-- ARBEITSAUFTRÄGE --
1. Tauschen Sie im Abschnitt des Textauszugs, der mit den Worten „# Rust - Allgemeines, Diskussionen“ einsetzt und mit „Mitgliedern zur Verfügung.“ schließt, „Community-Mitgliedern“ gegen „Forenmitgliedern“ aus und geben Sie diesen Abschnitt erneut wieder.
2. Übertragen Sie den folgenden Satz aus dem Textauszug ins Englische: „Wir hoffen auf angemessene Umgangsformen beim Meinungsaustausch und wünschen Euch viel Spaß beim Diskutieren.“

-- TEXTAUSZUG --

§ §

# Rust - Allgemeines, Diskussionen und mehr [Sammelthread]



## Gast1669461003 (21. April 2014)

In diesem Thread dreht sich alles rund um das Thema Rust. Hier könnt Ihr Euch mit anderen Community-Mitgliedern austauschen und Rat einholen, solltet ihr vor technischen oder spielerischen Problemen stehen. Wir hoffen auf angemessene Umgangsformen beim Meinungsaustausch und wünschen Euch viel Spaß beim Diskutieren. Auf pcgames.de findet ihr selbstverständlich weitere Informationen rund um Rust. Sämtliche Infos, Videos, Bilder und vieles Mehr findet ihr übersichtlich aufbereitet auf unserer entsprechenden Themenseite.




			Dieser Inhalt steht nur eingeloggten Mitgliedern zur Verfügung.
        


Eure Clanserver könnt ihr hier vorstellen. Hier wird nicht gespammt.

§ §

-- BEREITGESTELLTE DATEN --
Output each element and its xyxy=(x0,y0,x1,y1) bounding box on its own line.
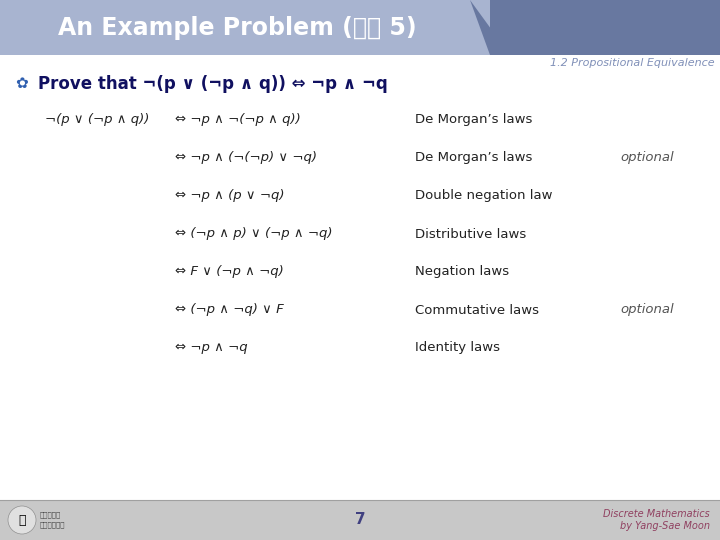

§ §

-- ENDGÜLTIGE LÖSUNGEN --
1.
# Rust - Allgemeines, Diskussionen und mehr [Sammelthread]



## Gast1669461003 (21. April 2014)

In diesem Thread dreht sich alles rund um das Thema Rust. Hier könnt Ihr Euch mit anderen Forenmitgliedern austauschen und Rat einholen, solltet ihr vor technischen oder spielerischen Problemen stehen. Wir hoffen auf angemessene Umgangsformen beim Meinungsaustausch und wünschen Euch viel Spaß beim Diskutieren. Auf pcgames.de findet ihr selbstverständlich weitere Informationen rund um Rust. Sämtliche Infos, Videos, Bilder und vieles Mehr findet ihr übersichtlich aufbereitet auf unserer entsprechenden Themenseite.




			Dieser Inhalt steht nur eingeloggten Mitgliedern zur Verfügung.

2. We hope for appropriate manners when exchanging opinions and wish you lots of fun with the discussion.